_DIRECTION_: Report every line from the material that contains the word "SalesExhibitionsSydney".
** Start of EXTRACTED RECORDS **
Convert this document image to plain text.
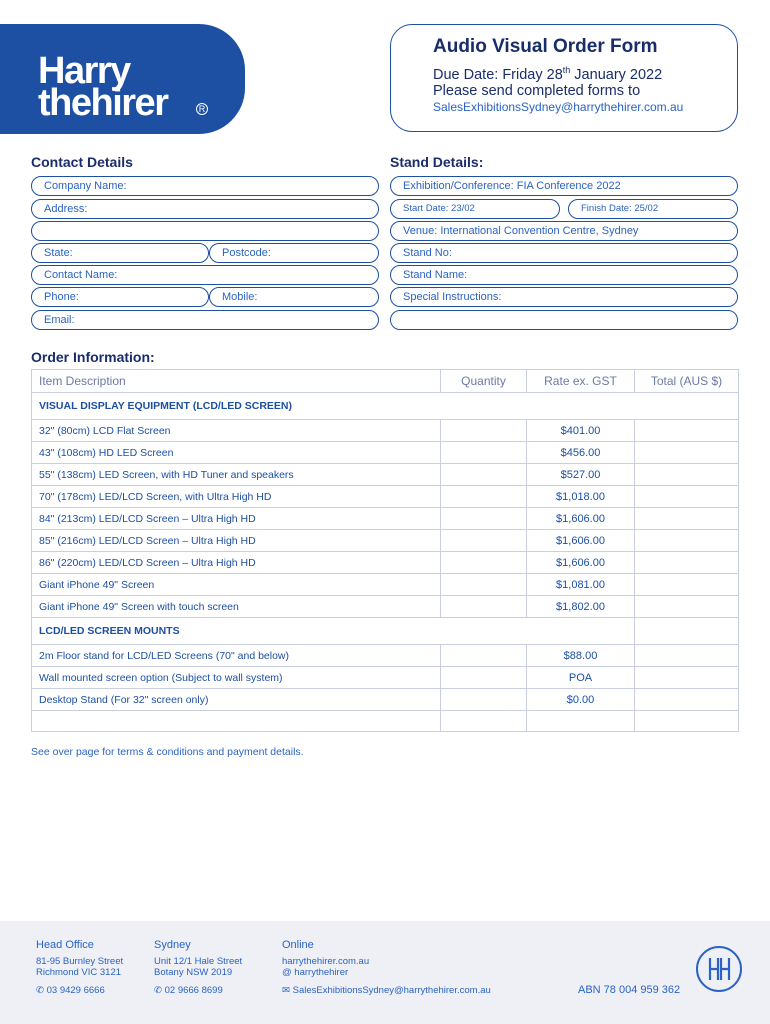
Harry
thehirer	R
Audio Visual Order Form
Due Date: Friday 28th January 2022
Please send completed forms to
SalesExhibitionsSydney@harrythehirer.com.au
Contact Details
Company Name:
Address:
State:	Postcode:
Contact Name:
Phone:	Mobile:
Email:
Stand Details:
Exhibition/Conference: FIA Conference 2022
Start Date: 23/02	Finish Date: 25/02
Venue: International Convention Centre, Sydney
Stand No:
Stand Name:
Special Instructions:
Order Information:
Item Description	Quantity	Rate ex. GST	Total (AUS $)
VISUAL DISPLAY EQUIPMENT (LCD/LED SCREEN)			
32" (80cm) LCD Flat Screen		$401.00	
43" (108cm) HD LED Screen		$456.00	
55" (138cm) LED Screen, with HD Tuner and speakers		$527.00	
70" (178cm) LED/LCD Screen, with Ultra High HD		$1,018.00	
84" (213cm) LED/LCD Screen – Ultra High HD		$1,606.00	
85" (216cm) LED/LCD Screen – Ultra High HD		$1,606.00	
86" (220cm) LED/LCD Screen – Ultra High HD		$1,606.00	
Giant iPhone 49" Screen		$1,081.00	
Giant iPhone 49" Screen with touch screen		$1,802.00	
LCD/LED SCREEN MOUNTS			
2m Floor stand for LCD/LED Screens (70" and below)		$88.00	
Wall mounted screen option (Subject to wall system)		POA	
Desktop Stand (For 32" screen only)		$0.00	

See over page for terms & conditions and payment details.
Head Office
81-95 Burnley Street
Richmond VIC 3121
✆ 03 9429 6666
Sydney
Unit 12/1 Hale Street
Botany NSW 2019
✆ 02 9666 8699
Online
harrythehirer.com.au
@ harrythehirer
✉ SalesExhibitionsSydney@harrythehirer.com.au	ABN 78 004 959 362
** End of EXTRACTED RECORDS **
_SOLUTION_:
SalesExhibitionsSydney@harrythehirer.com.au
✉ SalesExhibitionsSydney@harrythehirer.com.au	ABN 78 004 959 362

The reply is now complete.